ASSIGNED TASK
Scan the records for the string "first"; copy each line where it occurs.

[Page transcription dataset items]
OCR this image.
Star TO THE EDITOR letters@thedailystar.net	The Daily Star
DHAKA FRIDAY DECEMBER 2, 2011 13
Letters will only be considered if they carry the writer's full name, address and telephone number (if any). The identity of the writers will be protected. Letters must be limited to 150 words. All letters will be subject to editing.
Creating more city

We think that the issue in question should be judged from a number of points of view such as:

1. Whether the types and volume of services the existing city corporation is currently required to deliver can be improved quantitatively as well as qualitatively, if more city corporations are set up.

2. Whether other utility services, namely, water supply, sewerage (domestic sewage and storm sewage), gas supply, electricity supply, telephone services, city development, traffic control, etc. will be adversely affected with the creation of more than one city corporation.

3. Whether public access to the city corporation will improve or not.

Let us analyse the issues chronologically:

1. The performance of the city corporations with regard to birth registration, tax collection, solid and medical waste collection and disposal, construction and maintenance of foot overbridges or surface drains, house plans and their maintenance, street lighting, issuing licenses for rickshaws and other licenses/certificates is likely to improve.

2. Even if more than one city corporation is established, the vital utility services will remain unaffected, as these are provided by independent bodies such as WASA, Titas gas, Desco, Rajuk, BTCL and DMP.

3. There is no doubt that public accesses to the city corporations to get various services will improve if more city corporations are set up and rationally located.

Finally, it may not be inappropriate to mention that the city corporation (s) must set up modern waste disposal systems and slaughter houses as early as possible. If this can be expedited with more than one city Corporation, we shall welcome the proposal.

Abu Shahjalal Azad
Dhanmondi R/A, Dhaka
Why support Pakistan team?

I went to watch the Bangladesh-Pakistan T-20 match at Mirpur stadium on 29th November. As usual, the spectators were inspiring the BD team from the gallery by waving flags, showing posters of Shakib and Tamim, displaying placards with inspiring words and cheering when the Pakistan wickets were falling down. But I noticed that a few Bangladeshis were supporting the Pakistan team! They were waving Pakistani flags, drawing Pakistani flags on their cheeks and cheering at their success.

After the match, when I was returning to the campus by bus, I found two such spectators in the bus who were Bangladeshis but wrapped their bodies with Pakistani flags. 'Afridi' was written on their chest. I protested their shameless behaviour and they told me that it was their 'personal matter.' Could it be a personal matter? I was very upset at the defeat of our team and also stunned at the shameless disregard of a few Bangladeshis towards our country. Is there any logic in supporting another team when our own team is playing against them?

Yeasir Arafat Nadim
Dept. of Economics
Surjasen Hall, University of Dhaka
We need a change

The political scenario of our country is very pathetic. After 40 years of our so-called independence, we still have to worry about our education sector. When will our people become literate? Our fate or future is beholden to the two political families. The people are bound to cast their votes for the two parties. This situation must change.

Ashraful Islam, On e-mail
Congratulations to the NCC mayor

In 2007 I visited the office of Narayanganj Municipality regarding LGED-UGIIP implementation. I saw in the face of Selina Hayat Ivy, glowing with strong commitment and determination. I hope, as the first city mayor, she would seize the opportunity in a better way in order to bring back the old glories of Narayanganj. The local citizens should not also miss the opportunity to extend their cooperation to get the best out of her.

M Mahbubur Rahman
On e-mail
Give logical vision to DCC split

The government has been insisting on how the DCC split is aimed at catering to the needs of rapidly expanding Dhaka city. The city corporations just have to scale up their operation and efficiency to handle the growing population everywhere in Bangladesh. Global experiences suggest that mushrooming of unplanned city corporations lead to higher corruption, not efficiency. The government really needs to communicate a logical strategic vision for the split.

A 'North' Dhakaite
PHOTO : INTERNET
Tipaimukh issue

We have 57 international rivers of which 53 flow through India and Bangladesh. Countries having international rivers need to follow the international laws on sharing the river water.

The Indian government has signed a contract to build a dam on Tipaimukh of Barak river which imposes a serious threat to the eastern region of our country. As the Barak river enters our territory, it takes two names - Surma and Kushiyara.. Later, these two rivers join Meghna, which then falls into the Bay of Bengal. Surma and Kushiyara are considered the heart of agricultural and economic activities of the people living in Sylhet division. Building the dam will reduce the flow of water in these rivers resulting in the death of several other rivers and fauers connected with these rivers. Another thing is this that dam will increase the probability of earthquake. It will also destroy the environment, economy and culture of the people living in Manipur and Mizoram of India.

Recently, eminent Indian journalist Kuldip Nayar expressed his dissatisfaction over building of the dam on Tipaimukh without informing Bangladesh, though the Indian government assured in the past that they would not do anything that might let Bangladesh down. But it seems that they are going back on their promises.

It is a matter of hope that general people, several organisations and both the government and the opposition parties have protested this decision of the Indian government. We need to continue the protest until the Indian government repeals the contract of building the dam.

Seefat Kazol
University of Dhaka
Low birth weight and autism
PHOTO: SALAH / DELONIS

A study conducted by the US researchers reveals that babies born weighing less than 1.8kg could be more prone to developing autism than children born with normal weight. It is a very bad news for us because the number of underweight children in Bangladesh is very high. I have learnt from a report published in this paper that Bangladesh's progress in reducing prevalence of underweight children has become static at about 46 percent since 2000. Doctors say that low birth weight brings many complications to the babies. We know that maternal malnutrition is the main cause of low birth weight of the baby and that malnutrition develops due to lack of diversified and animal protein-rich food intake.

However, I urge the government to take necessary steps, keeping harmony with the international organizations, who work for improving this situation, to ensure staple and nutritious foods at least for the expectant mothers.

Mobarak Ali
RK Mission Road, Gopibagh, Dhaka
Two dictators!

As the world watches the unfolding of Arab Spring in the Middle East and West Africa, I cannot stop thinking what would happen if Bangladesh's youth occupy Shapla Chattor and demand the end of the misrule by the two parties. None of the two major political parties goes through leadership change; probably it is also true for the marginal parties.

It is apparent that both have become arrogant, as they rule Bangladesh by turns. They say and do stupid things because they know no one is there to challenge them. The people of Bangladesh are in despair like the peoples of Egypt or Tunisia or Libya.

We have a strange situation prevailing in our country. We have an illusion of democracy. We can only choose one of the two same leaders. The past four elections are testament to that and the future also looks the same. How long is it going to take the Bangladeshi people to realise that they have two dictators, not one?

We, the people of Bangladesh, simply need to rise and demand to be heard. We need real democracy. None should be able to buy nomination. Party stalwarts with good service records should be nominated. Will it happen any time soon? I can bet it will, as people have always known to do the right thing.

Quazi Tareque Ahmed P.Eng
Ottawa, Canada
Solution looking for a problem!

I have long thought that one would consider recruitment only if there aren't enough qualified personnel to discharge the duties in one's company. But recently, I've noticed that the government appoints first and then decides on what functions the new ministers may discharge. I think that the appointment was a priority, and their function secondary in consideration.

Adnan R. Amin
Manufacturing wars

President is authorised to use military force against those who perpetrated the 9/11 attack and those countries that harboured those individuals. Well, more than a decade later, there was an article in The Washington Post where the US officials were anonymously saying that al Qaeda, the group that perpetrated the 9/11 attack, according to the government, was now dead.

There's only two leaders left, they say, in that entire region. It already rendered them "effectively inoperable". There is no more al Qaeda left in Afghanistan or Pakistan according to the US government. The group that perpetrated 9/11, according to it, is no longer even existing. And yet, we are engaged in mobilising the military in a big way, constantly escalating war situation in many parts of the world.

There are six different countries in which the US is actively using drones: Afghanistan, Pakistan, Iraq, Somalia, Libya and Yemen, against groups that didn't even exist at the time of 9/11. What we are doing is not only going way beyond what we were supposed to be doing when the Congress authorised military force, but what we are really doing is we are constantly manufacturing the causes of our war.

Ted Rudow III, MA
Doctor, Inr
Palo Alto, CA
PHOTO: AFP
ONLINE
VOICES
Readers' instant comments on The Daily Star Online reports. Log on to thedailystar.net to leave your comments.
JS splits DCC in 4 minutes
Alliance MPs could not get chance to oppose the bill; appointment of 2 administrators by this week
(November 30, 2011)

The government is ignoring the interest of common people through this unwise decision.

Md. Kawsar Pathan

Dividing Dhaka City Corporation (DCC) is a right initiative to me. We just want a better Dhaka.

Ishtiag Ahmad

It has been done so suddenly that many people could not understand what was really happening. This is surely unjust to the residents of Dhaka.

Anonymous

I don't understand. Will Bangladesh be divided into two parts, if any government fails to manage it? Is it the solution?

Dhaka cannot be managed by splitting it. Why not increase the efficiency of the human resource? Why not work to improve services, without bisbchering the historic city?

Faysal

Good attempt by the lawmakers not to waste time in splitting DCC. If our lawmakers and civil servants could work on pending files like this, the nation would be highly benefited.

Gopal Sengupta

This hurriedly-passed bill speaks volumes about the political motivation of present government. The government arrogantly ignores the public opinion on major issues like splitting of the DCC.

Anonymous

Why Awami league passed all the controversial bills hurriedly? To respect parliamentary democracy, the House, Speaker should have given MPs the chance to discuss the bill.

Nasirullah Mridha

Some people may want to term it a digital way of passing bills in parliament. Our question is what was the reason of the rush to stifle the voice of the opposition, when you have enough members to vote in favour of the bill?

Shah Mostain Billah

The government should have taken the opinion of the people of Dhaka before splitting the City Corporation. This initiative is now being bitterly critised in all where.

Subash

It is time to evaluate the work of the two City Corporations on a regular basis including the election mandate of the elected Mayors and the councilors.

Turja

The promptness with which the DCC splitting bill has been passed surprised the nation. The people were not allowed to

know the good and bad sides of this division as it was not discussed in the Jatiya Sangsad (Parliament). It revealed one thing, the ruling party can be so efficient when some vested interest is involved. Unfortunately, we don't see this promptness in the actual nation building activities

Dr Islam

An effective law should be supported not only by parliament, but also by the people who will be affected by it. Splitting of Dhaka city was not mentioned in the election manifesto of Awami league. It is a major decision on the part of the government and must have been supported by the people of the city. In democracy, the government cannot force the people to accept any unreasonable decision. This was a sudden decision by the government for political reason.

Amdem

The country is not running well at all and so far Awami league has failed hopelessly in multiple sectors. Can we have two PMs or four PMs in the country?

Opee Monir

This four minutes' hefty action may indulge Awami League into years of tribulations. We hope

PROBLEM SOLUTION
In 2007 I visited the office of Narayanganj Municipality regarding LGED-UGIIP implementation. I saw in the face of Selina Hayat Ivy, glowing with strong commitment and determination. I hope, as the first city mayor, she would seize the opportunity in a better way in order to bring back the old glories of Narayanganj. The local citizens should not also miss the opportunity to extend their cooperation to get the best out of her.
I have long thought that one would consider recruitment only if there aren't enough qualified personnel to discharge the duties in one's company. But recently, I've noticed that the government appoints first and then decides on what functions the new ministers may discharge. I think that the appointment was a priority, and their function secondary in consideration.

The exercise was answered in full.